**DIRECTIONS**. Return the records word for word. Any pictures in them are not part of the copy.

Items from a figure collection
#####
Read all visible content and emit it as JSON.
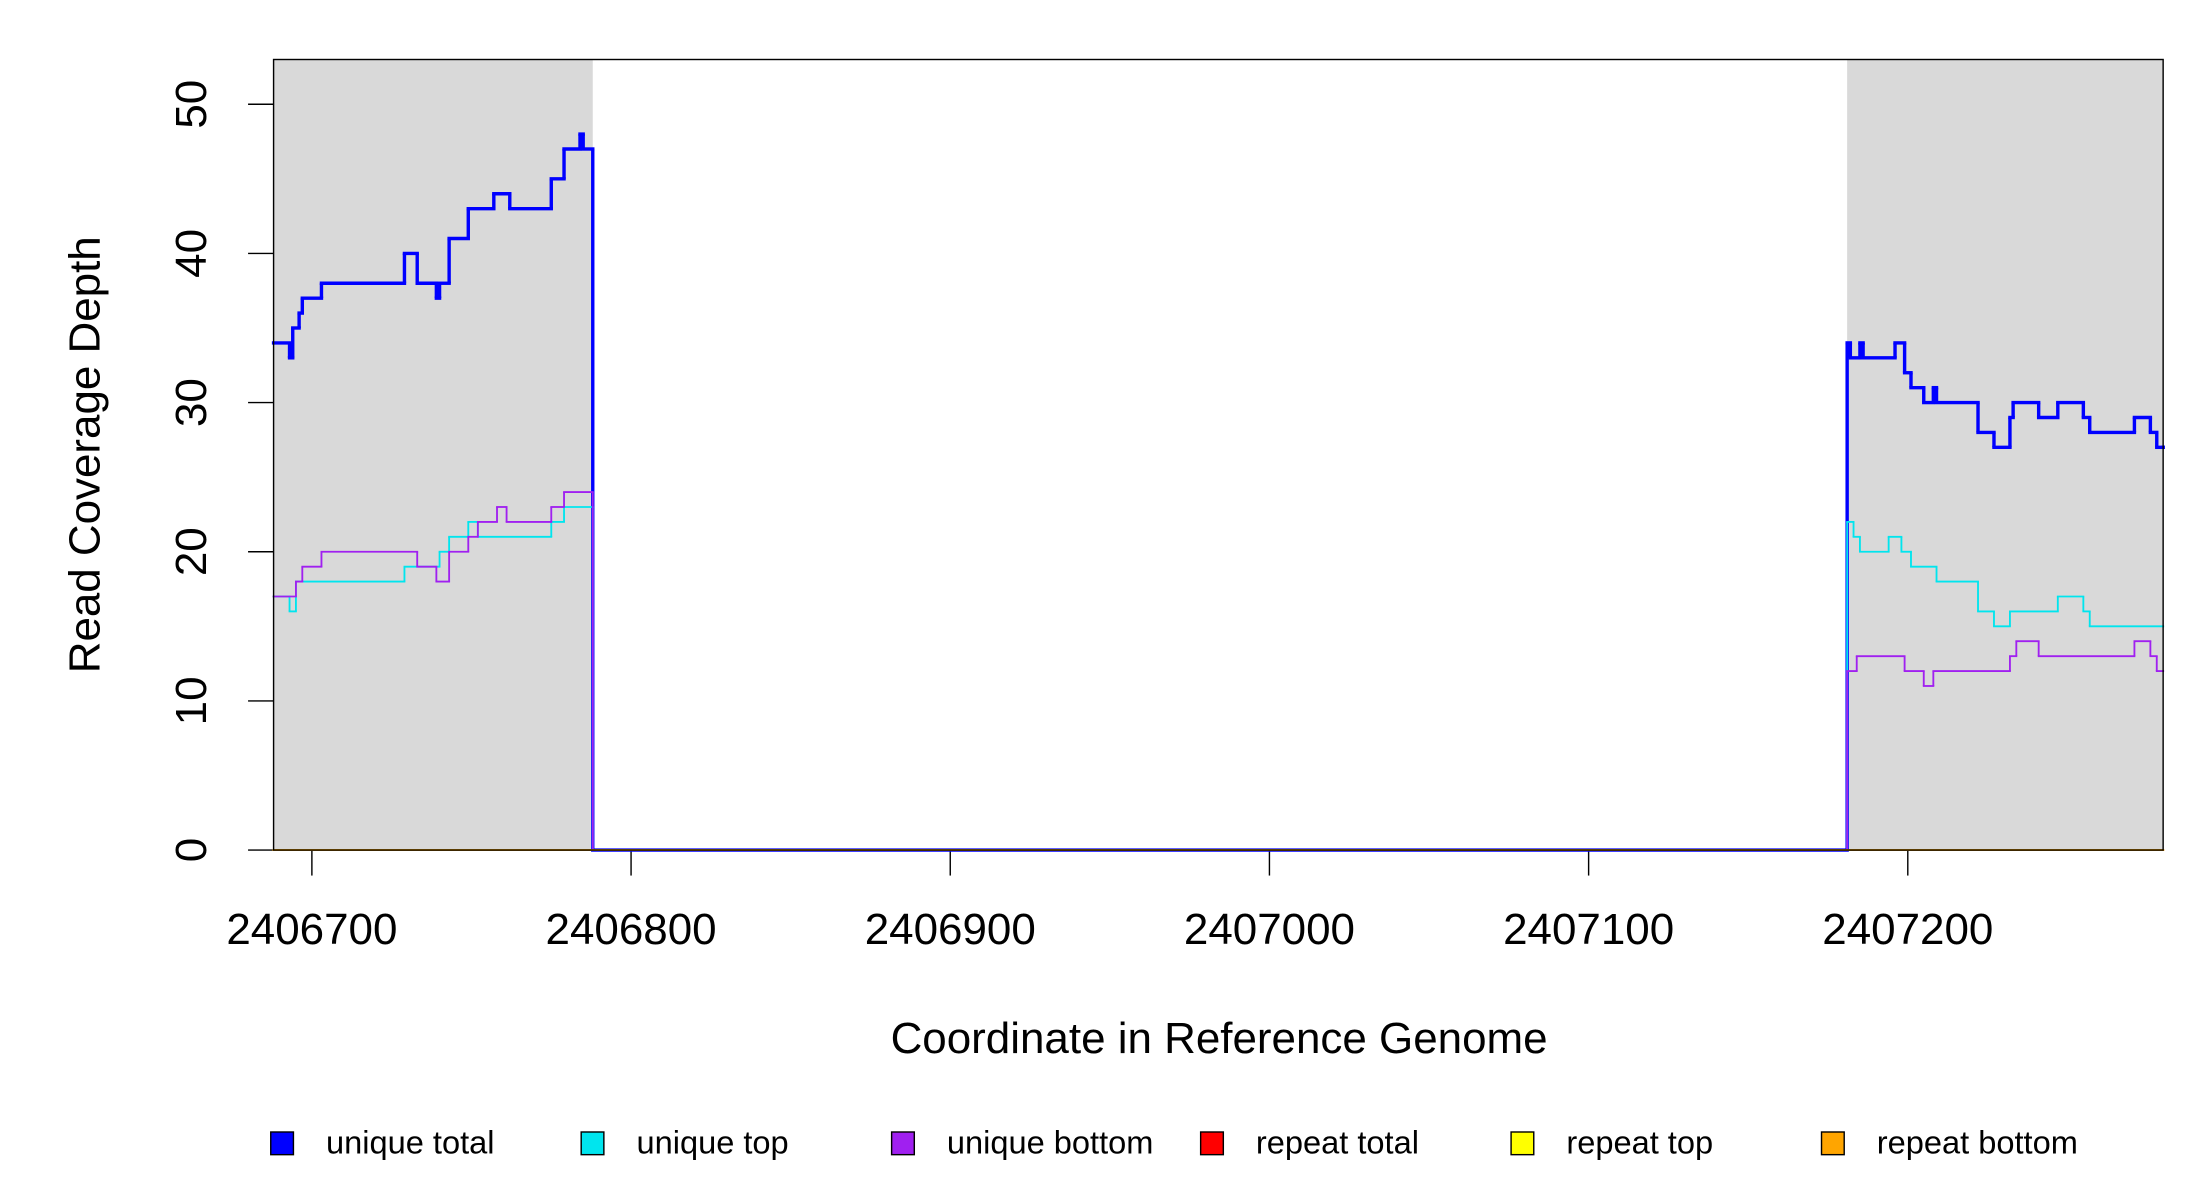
{
  "chart_data": {
    "type": "line",
    "step": true,
    "x_label": "Coordinate in Reference Genome",
    "y_label": "Read Coverage Depth",
    "xlim": [
      2406688,
      2407280
    ],
    "ylim": [
      0,
      53
    ],
    "xticks": [
      2406700,
      2406800,
      2406900,
      2407000,
      2407100,
      2407200
    ],
    "yticks": [
      0,
      10,
      20,
      30,
      40,
      50
    ],
    "highlight_color": "#d9d9d9",
    "highlights": [
      [
        2406688,
        2406788
      ],
      [
        2407181,
        2407280
      ]
    ],
    "series": [
      {
        "name": "unique total",
        "color": "#0000ff",
        "width": 2.4,
        "x": [
          2406688,
          2406693,
          2406694,
          2406696,
          2406697,
          2406703,
          2406729,
          2406733,
          2406739,
          2406740,
          2406743,
          2406749,
          2406757,
          2406762,
          2406775,
          2406779,
          2406784,
          2406785,
          2406788,
          2407181,
          2407182,
          2407185,
          2407186,
          2407196,
          2407199,
          2407201,
          2407205,
          2407208,
          2407209,
          2407222,
          2407227,
          2407232,
          2407233,
          2407241,
          2407247,
          2407255,
          2407257,
          2407271,
          2407276,
          2407278,
          2407280
        ],
        "values": [
          34,
          33,
          35,
          36,
          37,
          38,
          40,
          38,
          37,
          38,
          41,
          43,
          44,
          43,
          45,
          47,
          48,
          47,
          0,
          34,
          33,
          34,
          33,
          34,
          32,
          31,
          30,
          31,
          30,
          28,
          27,
          29,
          30,
          29,
          30,
          29,
          28,
          29,
          28,
          27,
          27
        ]
      },
      {
        "name": "unique top",
        "color": "#00e5ee",
        "width": 1.3,
        "x": [
          2406688,
          2406693,
          2406695,
          2406729,
          2406740,
          2406743,
          2406749,
          2406752,
          2406775,
          2406779,
          2406788,
          2407181,
          2407183,
          2407185,
          2407194,
          2407198,
          2407201,
          2407209,
          2407222,
          2407227,
          2407232,
          2407247,
          2407255,
          2407257,
          2407280
        ],
        "values": [
          17,
          16,
          18,
          19,
          20,
          21,
          22,
          21,
          22,
          23,
          0,
          22,
          21,
          20,
          21,
          20,
          19,
          18,
          16,
          15,
          16,
          17,
          16,
          15,
          15
        ]
      },
      {
        "name": "unique bottom",
        "color": "#a020f0",
        "width": 1.3,
        "x": [
          2406688,
          2406695,
          2406697,
          2406703,
          2406733,
          2406739,
          2406743,
          2406749,
          2406752,
          2406758,
          2406761,
          2406775,
          2406779,
          2406788,
          2407181,
          2407184,
          2407199,
          2407205,
          2407208,
          2407232,
          2407234,
          2407241,
          2407271,
          2407276,
          2407278,
          2407280
        ],
        "values": [
          17,
          18,
          19,
          20,
          19,
          18,
          20,
          21,
          22,
          23,
          22,
          23,
          24,
          0,
          12,
          13,
          12,
          11,
          12,
          13,
          14,
          13,
          14,
          13,
          12,
          12
        ]
      },
      {
        "name": "repeat total",
        "color": "#ff0000",
        "width": 1.3,
        "x": [
          2406688,
          2407280
        ],
        "values": [
          0,
          0
        ]
      },
      {
        "name": "repeat top",
        "color": "#ffff00",
        "width": 1.3,
        "x": [
          2406688,
          2407280
        ],
        "values": [
          0,
          0
        ]
      },
      {
        "name": "repeat bottom",
        "color": "#ffa500",
        "width": 1.3,
        "x": [
          2406688,
          2407280
        ],
        "values": [
          0,
          0
        ]
      }
    ]
  }
}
#####
**TASK RESPONSE**.
Read all visible content and emit it as JSON.
{
  "chart_data": {
    "type": "line",
    "step": true,
    "x_label": "Coordinate in Reference Genome",
    "y_label": "Read Coverage Depth",
    "xlim": [
      2406688,
      2407280
    ],
    "ylim": [
      0,
      53
    ],
    "xticks": [
      2406700,
      2406800,
      2406900,
      2407000,
      2407100,
      2407200
    ],
    "yticks": [
      0,
      10,
      20,
      30,
      40,
      50
    ],
    "highlight_color": "#d9d9d9",
    "highlights": [
      [
        2406688,
        2406788
      ],
      [
        2407181,
        2407280
      ]
    ],
    "series": [
      {
        "name": "unique total",
        "color": "#0000ff",
        "width": 2.4,
        "x": [
          2406688,
          2406693,
          2406694,
          2406696,
          2406697,
          2406703,
          2406729,
          2406733,
          2406739,
          2406740,
          2406743,
          2406749,
          2406757,
          2406762,
          2406775,
          2406779,
          2406784,
          2406785,
          2406788,
          2407181,
          2407182,
          2407185,
          2407186,
          2407196,
          2407199,
          2407201,
          2407205,
          2407208,
          2407209,
          2407222,
          2407227,
          2407232,
          2407233,
          2407241,
          2407247,
          2407255,
          2407257,
          2407271,
          2407276,
          2407278,
          2407280
        ],
        "values": [
          34,
          33,
          35,
          36,
          37,
          38,
          40,
          38,
          37,
          38,
          41,
          43,
          44,
          43,
          45,
          47,
          48,
          47,
          0,
          34,
          33,
          34,
          33,
          34,
          32,
          31,
          30,
          31,
          30,
          28,
          27,
          29,
          30,
          29,
          30,
          29,
          28,
          29,
          28,
          27,
          27
        ]
      },
      {
        "name": "unique top",
        "color": "#00e5ee",
        "width": 1.3,
        "x": [
          2406688,
          2406693,
          2406695,
          2406729,
          2406740,
          2406743,
          2406749,
          2406752,
          2406775,
          2406779,
          2406788,
          2407181,
          2407183,
          2407185,
          2407194,
          2407198,
          2407201,
          2407209,
          2407222,
          2407227,
          2407232,
          2407247,
          2407255,
          2407257,
          2407280
        ],
        "values": [
          17,
          16,
          18,
          19,
          20,
          21,
          22,
          21,
          22,
          23,
          0,
          22,
          21,
          20,
          21,
          20,
          19,
          18,
          16,
          15,
          16,
          17,
          16,
          15,
          15
        ]
      },
      {
        "name": "unique bottom",
        "color": "#a020f0",
        "width": 1.3,
        "x": [
          2406688,
          2406695,
          2406697,
          2406703,
          2406733,
          2406739,
          2406743,
          2406749,
          2406752,
          2406758,
          2406761,
          2406775,
          2406779,
          2406788,
          2407181,
          2407184,
          2407199,
          2407205,
          2407208,
          2407232,
          2407234,
          2407241,
          2407271,
          2407276,
          2407278,
          2407280
        ],
        "values": [
          17,
          18,
          19,
          20,
          19,
          18,
          20,
          21,
          22,
          23,
          22,
          23,
          24,
          0,
          12,
          13,
          12,
          11,
          12,
          13,
          14,
          13,
          14,
          13,
          12,
          12
        ]
      },
      {
        "name": "repeat total",
        "color": "#ff0000",
        "width": 1.3,
        "x": [
          2406688,
          2407280
        ],
        "values": [
          0,
          0
        ]
      },
      {
        "name": "repeat top",
        "color": "#ffff00",
        "width": 1.3,
        "x": [
          2406688,
          2407280
        ],
        "values": [
          0,
          0
        ]
      },
      {
        "name": "repeat bottom",
        "color": "#ffa500",
        "width": 1.3,
        "x": [
          2406688,
          2407280
        ],
        "values": [
          0,
          0
        ]
      }
    ]
  }
}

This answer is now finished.